Fragmento de lectura >>
Tenemos, sin embargo, la sensación de que los líderes, poco a poco, van pasando de ser gente rara pero interesante a ser gente únicamente inquietante

Hubo muchos santos entre los reyes antiguos -pienso en Fernando III o en Eduardo el Confesor-, pero entre los presidentes modernos la santidad no ha sido la conducta más característica. Más bien vemos que incluso un político admirable puede ocultar a un personaje débil. Churchill encarnó una resistencia moral ante Hitler, pero le daba al whisky ya antes del primer café. Y Kennedy inspiró a toda una generación con sus discursos, pero sobre el valor de la fidelidad en la pareja no podía dar ni media charla.

Es muy plausible suponer que los políticos no son del todo como nosotros: la mayor parte de la gente desea estar con sus amigos y su familia, y no regir el destino de millones de desconocidos. Tenemos, sin embargo, la sensación de que los líderes, poco a poco, van pasando de ser gente rara pero interesante a ser gente únicamente inquietante.

Biden a veces parece no saber si preside los Estados Unidos o la Unión Deportiva Las Palmas. A Trump hay que ponerle a mano el Twitter para que no la líe con el maletín nuclear. Y de Milei no sabemos si es más excéntrica su política económica o la costumbre de hacer espiritismo con sus perros. Otros hay, en fin, que cruzan la frontera en un maletero. Es indudable que todos estos políticos nos dan grandes emociones, pero a veces uno desearía reservar las emociones para el arte y que la política traiga consigo un placentero aburrimiento. Quizá por eso hayan dejado un buen sabor de boca las gallegas: tanto Alfonso Rueda como Ana Pontón eran gente con la que uno podía encontrarse en una gestoría o en la cola para renovar el DNI. Un entreacto de normalidad en la obra de teatro freak de la política.

Ítems >>

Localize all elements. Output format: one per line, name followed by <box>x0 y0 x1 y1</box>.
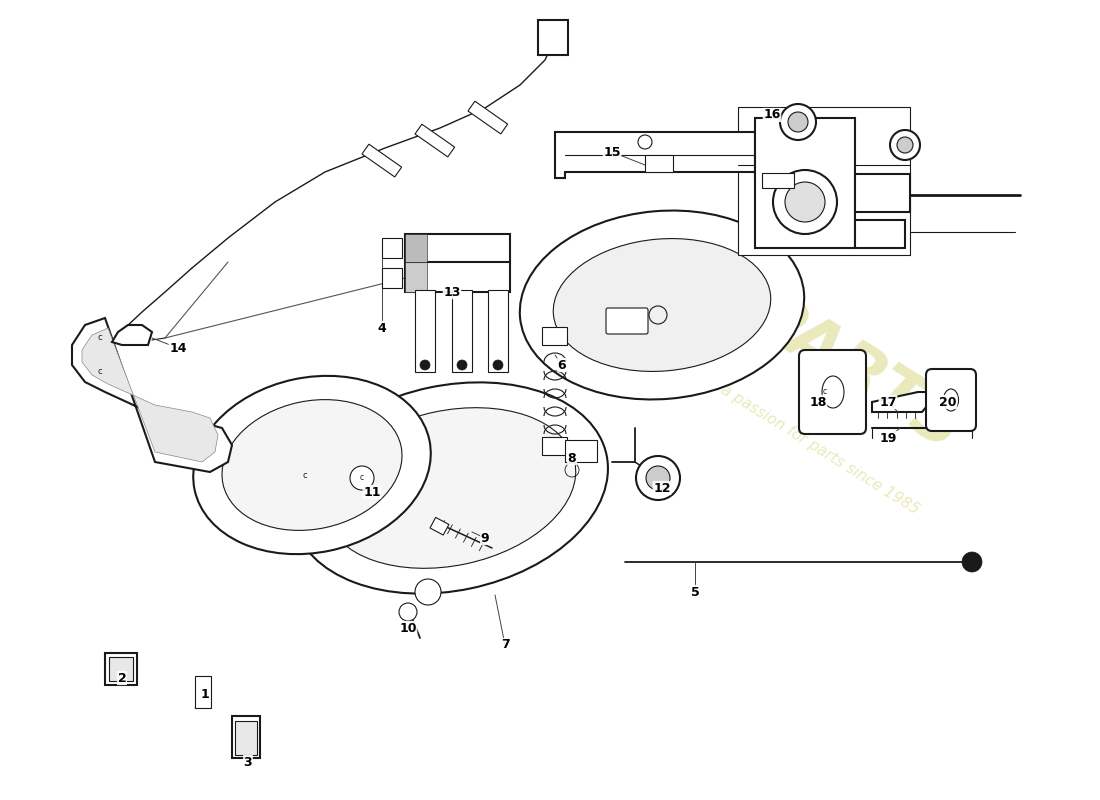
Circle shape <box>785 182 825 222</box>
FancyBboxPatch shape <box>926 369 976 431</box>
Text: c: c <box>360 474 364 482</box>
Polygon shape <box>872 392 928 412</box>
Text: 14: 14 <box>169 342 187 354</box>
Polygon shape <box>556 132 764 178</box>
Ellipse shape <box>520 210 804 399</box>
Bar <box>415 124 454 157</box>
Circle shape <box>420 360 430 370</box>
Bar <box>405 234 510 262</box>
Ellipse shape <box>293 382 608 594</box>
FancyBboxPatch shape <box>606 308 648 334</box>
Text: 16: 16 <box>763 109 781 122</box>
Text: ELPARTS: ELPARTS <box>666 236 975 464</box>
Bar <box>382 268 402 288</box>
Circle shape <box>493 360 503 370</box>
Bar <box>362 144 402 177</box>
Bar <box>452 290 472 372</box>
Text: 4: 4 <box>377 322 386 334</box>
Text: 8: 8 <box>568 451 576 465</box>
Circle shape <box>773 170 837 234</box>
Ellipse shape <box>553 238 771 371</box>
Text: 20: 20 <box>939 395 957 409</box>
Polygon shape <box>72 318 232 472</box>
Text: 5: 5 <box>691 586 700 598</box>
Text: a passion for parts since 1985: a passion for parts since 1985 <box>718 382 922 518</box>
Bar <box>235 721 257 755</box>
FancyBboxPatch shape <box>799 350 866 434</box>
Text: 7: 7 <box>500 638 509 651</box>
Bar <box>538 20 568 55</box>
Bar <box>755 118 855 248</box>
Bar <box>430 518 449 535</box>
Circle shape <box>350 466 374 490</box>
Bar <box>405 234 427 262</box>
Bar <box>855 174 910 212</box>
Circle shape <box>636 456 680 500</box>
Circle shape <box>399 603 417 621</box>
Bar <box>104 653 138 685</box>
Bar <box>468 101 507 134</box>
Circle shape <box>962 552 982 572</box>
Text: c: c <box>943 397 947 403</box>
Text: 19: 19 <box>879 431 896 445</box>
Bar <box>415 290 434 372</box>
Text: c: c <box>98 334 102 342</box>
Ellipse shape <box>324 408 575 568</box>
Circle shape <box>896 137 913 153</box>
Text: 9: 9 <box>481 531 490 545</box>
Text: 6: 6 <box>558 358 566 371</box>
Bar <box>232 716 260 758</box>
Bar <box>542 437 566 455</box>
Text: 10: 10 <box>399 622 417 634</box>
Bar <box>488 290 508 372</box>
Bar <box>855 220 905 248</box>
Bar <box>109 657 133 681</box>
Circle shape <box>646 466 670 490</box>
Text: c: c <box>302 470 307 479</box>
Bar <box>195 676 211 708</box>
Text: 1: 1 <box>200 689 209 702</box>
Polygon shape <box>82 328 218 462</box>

Consigna >> Vuelve a escribir, por favor, el pasaje del fragmento de lectura que va desde "Es muy plausible" hasta "gente únicamente inquietante.", ambos incluidos. Los ítems proceden de otra fuente.

Respuesta >>
Es muy plausible suponer que los políticos no son del todo como nosotros: la mayor parte de la gente desea estar con sus amigos y su familia, y no regir el destino de millones de desconocidos. Tenemos, sin embargo, la sensación de que los líderes, poco a poco, van pasando de ser gente rara pero interesante a ser gente únicamente inquietante.